To do:
Give back the full listing, character for character, with no pictures.

Stored data:
┌──

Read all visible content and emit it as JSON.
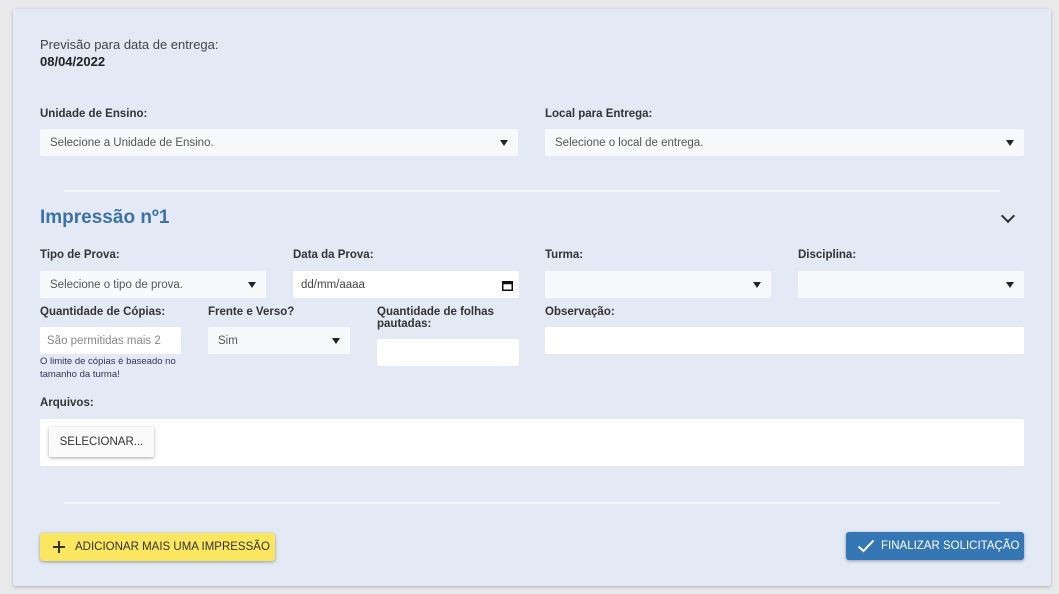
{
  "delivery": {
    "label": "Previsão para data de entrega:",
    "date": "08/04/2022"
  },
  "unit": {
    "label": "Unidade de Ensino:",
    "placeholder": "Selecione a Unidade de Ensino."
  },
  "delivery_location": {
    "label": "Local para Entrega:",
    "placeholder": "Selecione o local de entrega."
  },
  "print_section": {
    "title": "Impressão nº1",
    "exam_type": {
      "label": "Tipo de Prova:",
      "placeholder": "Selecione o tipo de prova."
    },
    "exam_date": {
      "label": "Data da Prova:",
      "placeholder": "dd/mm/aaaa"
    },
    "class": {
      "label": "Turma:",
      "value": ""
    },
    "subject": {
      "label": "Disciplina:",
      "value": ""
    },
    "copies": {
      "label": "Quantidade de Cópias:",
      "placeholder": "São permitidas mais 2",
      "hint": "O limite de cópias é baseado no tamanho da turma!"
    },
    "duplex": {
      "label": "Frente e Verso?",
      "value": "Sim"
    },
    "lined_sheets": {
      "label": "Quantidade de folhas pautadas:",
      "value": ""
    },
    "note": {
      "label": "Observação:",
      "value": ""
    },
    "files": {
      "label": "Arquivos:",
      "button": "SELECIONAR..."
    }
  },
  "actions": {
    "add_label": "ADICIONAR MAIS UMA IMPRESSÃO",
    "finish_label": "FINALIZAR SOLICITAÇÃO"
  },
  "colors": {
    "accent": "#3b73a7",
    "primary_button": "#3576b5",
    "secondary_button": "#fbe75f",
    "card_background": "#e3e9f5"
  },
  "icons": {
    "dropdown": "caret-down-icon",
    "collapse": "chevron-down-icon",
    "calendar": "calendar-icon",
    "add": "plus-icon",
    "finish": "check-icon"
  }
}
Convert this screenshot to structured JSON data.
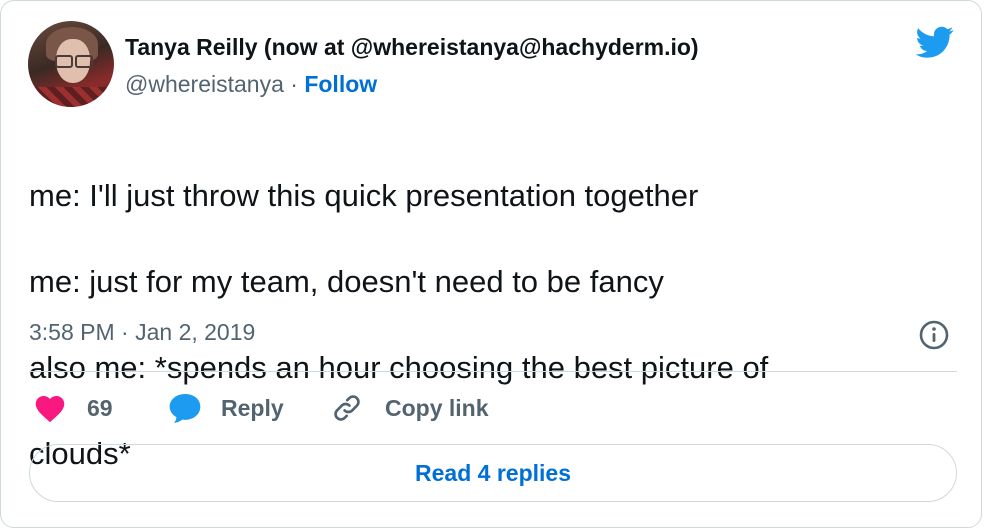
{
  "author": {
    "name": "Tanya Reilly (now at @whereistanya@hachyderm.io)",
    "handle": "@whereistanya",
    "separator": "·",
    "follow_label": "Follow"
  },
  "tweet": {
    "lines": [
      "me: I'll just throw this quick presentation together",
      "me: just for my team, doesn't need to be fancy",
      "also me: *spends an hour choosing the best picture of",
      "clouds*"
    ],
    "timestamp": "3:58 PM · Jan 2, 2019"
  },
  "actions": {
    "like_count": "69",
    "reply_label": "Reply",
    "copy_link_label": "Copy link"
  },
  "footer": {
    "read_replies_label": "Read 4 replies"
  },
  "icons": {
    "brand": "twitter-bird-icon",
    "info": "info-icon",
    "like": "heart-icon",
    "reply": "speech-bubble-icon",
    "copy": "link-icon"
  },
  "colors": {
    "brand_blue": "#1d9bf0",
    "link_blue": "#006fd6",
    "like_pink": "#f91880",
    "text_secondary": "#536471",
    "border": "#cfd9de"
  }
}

└──

Complete answer:
Read all visible content and emit it as JSON.
{
  "delivery": {
    "label": "Previsão para data de entrega:",
    "date": "08/04/2022"
  },
  "unit": {
    "label": "Unidade de Ensino:",
    "placeholder": "Selecione a Unidade de Ensino."
  },
  "delivery_location": {
    "label": "Local para Entrega:",
    "placeholder": "Selecione o local de entrega."
  },
  "print_section": {
    "title": "Impressão nº1",
    "exam_type": {
      "label": "Tipo de Prova:",
      "placeholder": "Selecione o tipo de prova."
    },
    "exam_date": {
      "label": "Data da Prova:",
      "placeholder": "dd/mm/aaaa"
    },
    "class": {
      "label": "Turma:",
      "value": ""
    },
    "subject": {
      "label": "Disciplina:",
      "value": ""
    },
    "copies": {
      "label": "Quantidade de Cópias:",
      "placeholder": "São permitidas mais 2",
      "hint": "O limite de cópias é baseado no tamanho da turma!"
    },
    "duplex": {
      "label": "Frente e Verso?",
      "value": "Sim"
    },
    "lined_sheets": {
      "label": "Quantidade de folhas pautadas:",
      "value": ""
    },
    "note": {
      "label": "Observação:",
      "value": ""
    },
    "files": {
      "label": "Arquivos:",
      "button": "SELECIONAR..."
    }
  },
  "actions": {
    "add_label": "ADICIONAR MAIS UMA IMPRESSÃO",
    "finish_label": "FINALIZAR SOLICITAÇÃO"
  },
  "colors": {
    "accent": "#3b73a7",
    "primary_button": "#3576b5",
    "secondary_button": "#fbe75f",
    "card_background": "#e3e9f5"
  },
  "icons": {
    "dropdown": "caret-down-icon",
    "collapse": "chevron-down-icon",
    "calendar": "calendar-icon",
    "add": "plus-icon",
    "finish": "check-icon"
  }
}
Convert this screenshot to structured JSON data.
{
  "author": {
    "name": "Tanya Reilly (now at @whereistanya@hachyderm.io)",
    "handle": "@whereistanya",
    "separator": "·",
    "follow_label": "Follow"
  },
  "tweet": {
    "lines": [
      "me: I'll just throw this quick presentation together",
      "me: just for my team, doesn't need to be fancy",
      "also me: *spends an hour choosing the best picture of",
      "clouds*"
    ],
    "timestamp": "3:58 PM · Jan 2, 2019"
  },
  "actions": {
    "like_count": "69",
    "reply_label": "Reply",
    "copy_link_label": "Copy link"
  },
  "footer": {
    "read_replies_label": "Read 4 replies"
  },
  "icons": {
    "brand": "twitter-bird-icon",
    "info": "info-icon",
    "like": "heart-icon",
    "reply": "speech-bubble-icon",
    "copy": "link-icon"
  },
  "colors": {
    "brand_blue": "#1d9bf0",
    "link_blue": "#006fd6",
    "like_pink": "#f91880",
    "text_secondary": "#536471",
    "border": "#cfd9de"
  }
}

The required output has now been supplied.